# Problem to work on
Rewrite every one of the records with "elements" changed to "items" and everything else left as it is. Do not include the pictures.

# Entries provided
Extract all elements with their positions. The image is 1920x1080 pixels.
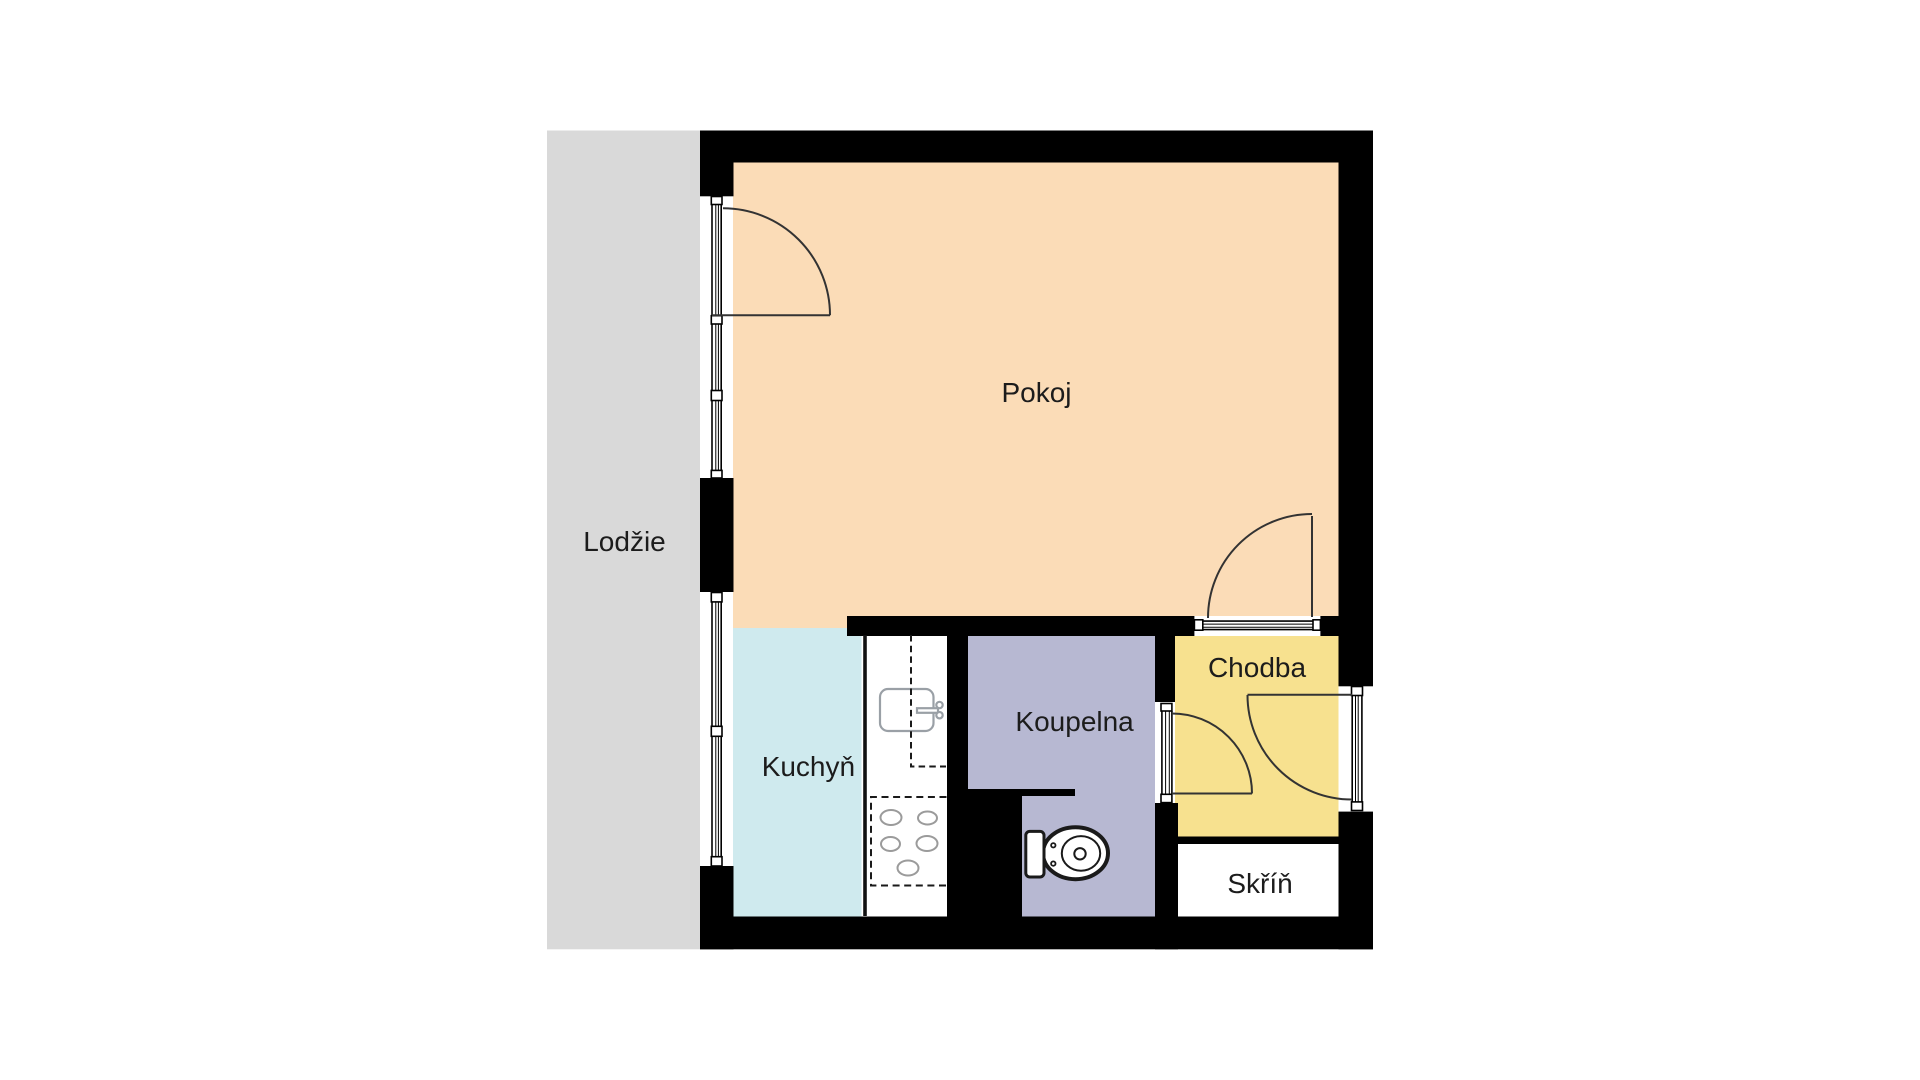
svg-text:Kuchyň: Kuchyň bbox=[762, 751, 855, 782]
svg-text:Lodžie: Lodžie bbox=[583, 526, 666, 557]
svg-text:Skříň: Skříň bbox=[1227, 868, 1292, 899]
svg-text:Chodba: Chodba bbox=[1208, 652, 1307, 683]
svg-text:Pokoj: Pokoj bbox=[1001, 377, 1071, 408]
svg-text:Koupelna: Koupelna bbox=[1015, 706, 1134, 737]
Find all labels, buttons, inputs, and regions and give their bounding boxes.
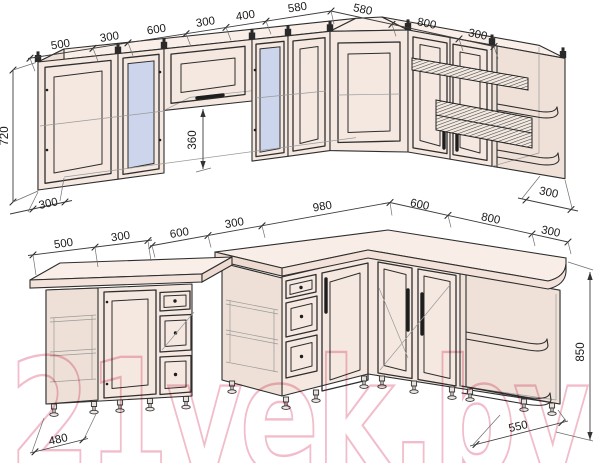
dim-upper-right-depth: 300 (518, 176, 578, 213)
dim-label: 850 (575, 342, 587, 361)
dim-label: 300 (195, 15, 216, 30)
kitchen-technical-drawing: 21vek.by 500 300 600 300 400 580 580 800… (0, 0, 600, 463)
dim-label: 360 (187, 130, 199, 149)
dim-open-height: 360 (187, 109, 211, 172)
upper-module-300-open (492, 45, 565, 179)
dim-label: 600 (169, 226, 190, 241)
dim-label: 800 (480, 211, 501, 227)
upper-module-500 (38, 54, 118, 190)
dim-label: 720 (0, 126, 11, 145)
dim-upper-height: 720 (0, 63, 38, 206)
dim-label: 400 (235, 9, 256, 24)
dim-label: 300 (538, 185, 559, 201)
dim-label: 300 (38, 196, 59, 212)
dim-label: 300 (99, 30, 120, 45)
dim-label: 300 (540, 224, 561, 240)
dim-label: 300 (110, 230, 131, 245)
upper-module-800-racks (408, 30, 492, 166)
dim-label: 580 (352, 2, 373, 18)
dim-label: 600 (146, 23, 167, 38)
dim-label: 600 (409, 197, 430, 213)
upper-module-400 (288, 31, 330, 156)
upper-module-300-glass-2 (252, 36, 288, 161)
dim-label: 500 (53, 237, 74, 252)
watermark-text: 21vek.by (9, 326, 588, 463)
upper-cabinets-drawing (0, 0, 566, 190)
upper-corner-module (330, 30, 408, 152)
watermark: 21vek.by (9, 326, 588, 463)
dim-label: 980 (312, 199, 333, 214)
dim-label: 580 (287, 1, 308, 16)
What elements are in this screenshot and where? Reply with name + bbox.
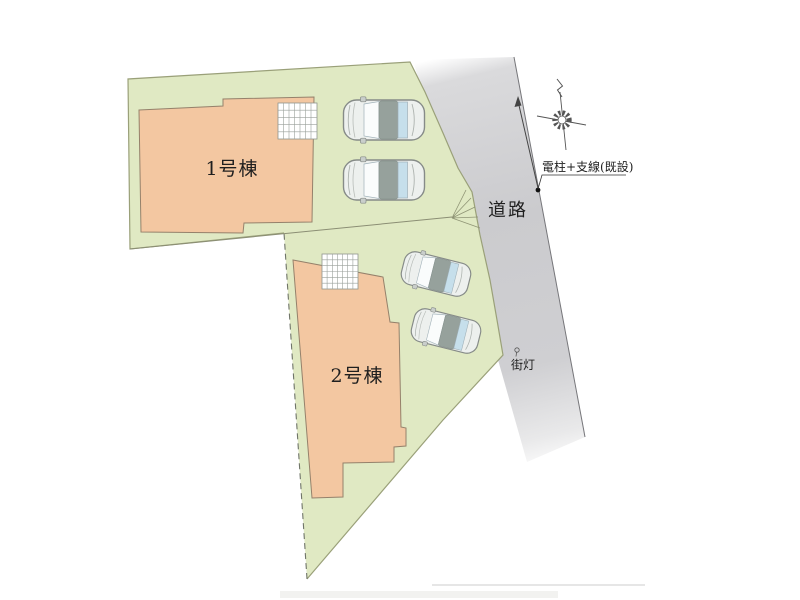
street-light-label: 街灯: [511, 358, 535, 372]
building-2-grid: [322, 254, 358, 289]
building-1-label: 1号棟: [205, 158, 258, 180]
site-plan-image: 1号棟 2号棟 電柱+支線(既設) 道路 街灯: [0, 0, 800, 600]
building-1-grid: [278, 103, 317, 139]
bottom-shade: [280, 591, 558, 598]
car-topview-1: [344, 97, 425, 143]
car-topview-2: [344, 157, 425, 203]
site-plan-canvas: 1号棟 2号棟 電柱+支線(既設) 道路 街灯: [0, 0, 800, 600]
road-label: 道路: [488, 200, 528, 221]
building-2-label: 2号棟: [330, 365, 383, 387]
utility-pole-label: 電柱+支線(既設): [542, 159, 633, 174]
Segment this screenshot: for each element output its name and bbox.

# Answer to this exercise
Extract all items with their positions. The image is 1920x1080 pixels.
svg-text:Kuchyň: Kuchyň bbox=[762, 751, 855, 782]
svg-text:Lodžie: Lodžie bbox=[583, 526, 666, 557]
svg-text:Skříň: Skříň bbox=[1227, 868, 1292, 899]
svg-text:Chodba: Chodba bbox=[1208, 652, 1307, 683]
svg-text:Pokoj: Pokoj bbox=[1001, 377, 1071, 408]
svg-text:Koupelna: Koupelna bbox=[1015, 706, 1134, 737]
Find all labels, buttons, inputs, and regions and give their bounding boxes.
dim-upper-right-depth: 300 (518, 176, 578, 213)
dim-label: 850 (575, 342, 587, 361)
dim-label: 300 (195, 15, 216, 30)
kitchen-technical-drawing: 21vek.by 500 300 600 300 400 580 580 800… (0, 0, 600, 463)
dim-label: 360 (187, 130, 199, 149)
dim-open-height: 360 (187, 109, 211, 172)
upper-module-300-open (492, 45, 565, 179)
dim-label: 600 (169, 226, 190, 241)
dim-label: 800 (480, 211, 501, 227)
upper-module-500 (38, 54, 118, 190)
dim-label: 720 (0, 126, 11, 145)
dim-upper-height: 720 (0, 63, 38, 206)
dim-label: 400 (235, 9, 256, 24)
dim-label: 300 (538, 185, 559, 201)
dim-label: 300 (38, 196, 59, 212)
dim-label: 300 (99, 30, 120, 45)
dim-label: 300 (540, 224, 561, 240)
dim-label: 300 (110, 230, 131, 245)
upper-module-800-racks (408, 30, 492, 166)
dim-label: 580 (352, 2, 373, 18)
dim-label: 600 (146, 23, 167, 38)
dim-label: 600 (409, 197, 430, 213)
upper-module-400 (288, 31, 330, 156)
upper-module-300-glass-2 (252, 36, 288, 161)
dim-label: 500 (53, 237, 74, 252)
watermark-text: 21vek.by (9, 326, 588, 463)
upper-cabinets-drawing (0, 0, 566, 190)
upper-corner-module (330, 30, 408, 152)
watermark: 21vek.by (9, 326, 588, 463)
dim-label: 980 (312, 199, 333, 214)
dim-label: 580 (287, 1, 308, 16)
What items are in this screenshot and where? Reply with name + bbox.
street-light-label: 街灯: [511, 358, 535, 372]
building-2-grid: [322, 254, 358, 289]
building-1-label: 1号棟: [205, 158, 258, 180]
site-plan-image: 1号棟 2号棟 電柱+支線(既設) 道路 街灯: [0, 0, 800, 600]
building-1-grid: [278, 103, 317, 139]
bottom-shade: [280, 591, 558, 598]
car-topview-1: [344, 97, 425, 143]
car-topview-2: [344, 157, 425, 203]
site-plan-canvas: 1号棟 2号棟 電柱+支線(既設) 道路 街灯: [0, 0, 800, 600]
road-label: 道路: [488, 200, 528, 221]
building-2-label: 2号棟: [330, 365, 383, 387]
utility-pole-label: 電柱+支線(既設): [542, 159, 633, 174]
Segment this screenshot: for each element output its name and bbox.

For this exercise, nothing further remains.